DATA FOR PROCESSING:
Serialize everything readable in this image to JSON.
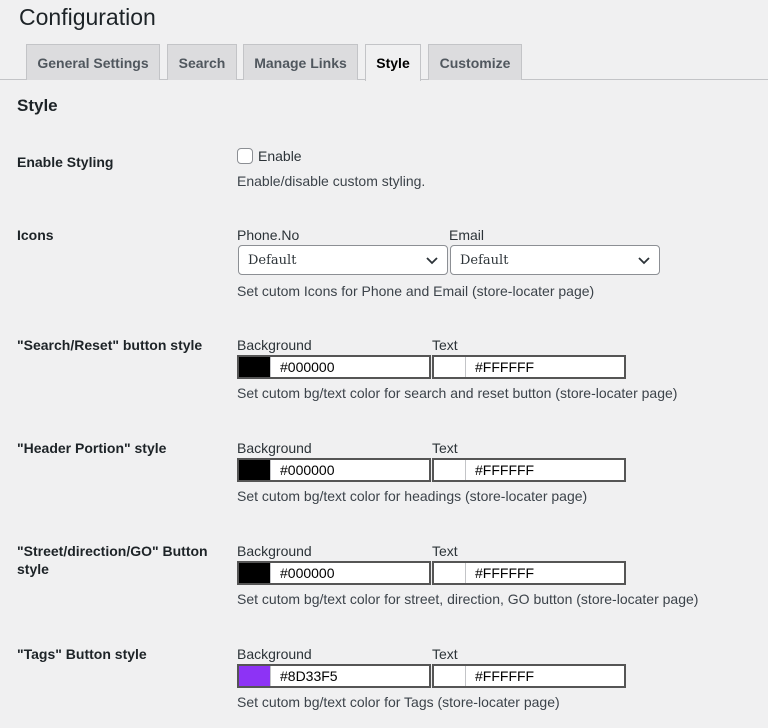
{
  "header": {
    "title": "Configuration"
  },
  "tabs": [
    {
      "label": "General Settings"
    },
    {
      "label": "Search"
    },
    {
      "label": "Manage Links"
    },
    {
      "label": "Style"
    },
    {
      "label": "Customize"
    }
  ],
  "active_tab": "Style",
  "section_title": "Style",
  "enable_styling": {
    "label": "Enable Styling",
    "checkbox_label": "Enable",
    "checked": false,
    "description": "Enable/disable custom styling."
  },
  "icons": {
    "label": "Icons",
    "phone_label": "Phone.No",
    "phone_value": "Default",
    "email_label": "Email",
    "email_value": "Default",
    "description": "Set cutom Icons for Phone and Email (store-locater page)"
  },
  "color_rows": [
    {
      "label": "\"Search/Reset\" button style",
      "bg_label": "Background",
      "bg_value": "#000000",
      "bg_color": "#000000",
      "text_label": "Text",
      "text_value": "#FFFFFF",
      "text_color": "#FFFFFF",
      "description": "Set cutom bg/text color for search and reset button (store-locater page)"
    },
    {
      "label": "\"Header Portion\" style",
      "bg_label": "Background",
      "bg_value": "#000000",
      "bg_color": "#000000",
      "text_label": "Text",
      "text_value": "#FFFFFF",
      "text_color": "#FFFFFF",
      "description": "Set cutom bg/text color for headings (store-locater page)"
    },
    {
      "label": "\"Street/direction/GO\" Button style",
      "bg_label": "Background",
      "bg_value": "#000000",
      "bg_color": "#000000",
      "text_label": "Text",
      "text_value": "#FFFFFF",
      "text_color": "#FFFFFF",
      "description": "Set cutom bg/text color for street, direction, GO button (store-locater page)"
    },
    {
      "label": "\"Tags\" Button style",
      "bg_label": "Background",
      "bg_value": "#8D33F5",
      "bg_color": "#8D33F5",
      "text_label": "Text",
      "text_value": "#FFFFFF",
      "text_color": "#FFFFFF",
      "description": "Set cutom bg/text color for Tags (store-locater page)"
    }
  ]
}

REQUIREMENTS: Restate the records above in full, word for word. Keep pictures out.

ANSWER:
Serialize everything readable in this image to JSON.
{
  "header": {
    "title": "Configuration"
  },
  "tabs": [
    {
      "label": "General Settings"
    },
    {
      "label": "Search"
    },
    {
      "label": "Manage Links"
    },
    {
      "label": "Style"
    },
    {
      "label": "Customize"
    }
  ],
  "active_tab": "Style",
  "section_title": "Style",
  "enable_styling": {
    "label": "Enable Styling",
    "checkbox_label": "Enable",
    "checked": false,
    "description": "Enable/disable custom styling."
  },
  "icons": {
    "label": "Icons",
    "phone_label": "Phone.No",
    "phone_value": "Default",
    "email_label": "Email",
    "email_value": "Default",
    "description": "Set cutom Icons for Phone and Email (store-locater page)"
  },
  "color_rows": [
    {
      "label": "\"Search/Reset\" button style",
      "bg_label": "Background",
      "bg_value": "#000000",
      "bg_color": "#000000",
      "text_label": "Text",
      "text_value": "#FFFFFF",
      "text_color": "#FFFFFF",
      "description": "Set cutom bg/text color for search and reset button (store-locater page)"
    },
    {
      "label": "\"Header Portion\" style",
      "bg_label": "Background",
      "bg_value": "#000000",
      "bg_color": "#000000",
      "text_label": "Text",
      "text_value": "#FFFFFF",
      "text_color": "#FFFFFF",
      "description": "Set cutom bg/text color for headings (store-locater page)"
    },
    {
      "label": "\"Street/direction/GO\" Button style",
      "bg_label": "Background",
      "bg_value": "#000000",
      "bg_color": "#000000",
      "text_label": "Text",
      "text_value": "#FFFFFF",
      "text_color": "#FFFFFF",
      "description": "Set cutom bg/text color for street, direction, GO button (store-locater page)"
    },
    {
      "label": "\"Tags\" Button style",
      "bg_label": "Background",
      "bg_value": "#8D33F5",
      "bg_color": "#8D33F5",
      "text_label": "Text",
      "text_value": "#FFFFFF",
      "text_color": "#FFFFFF",
      "description": "Set cutom bg/text color for Tags (store-locater page)"
    }
  ]
}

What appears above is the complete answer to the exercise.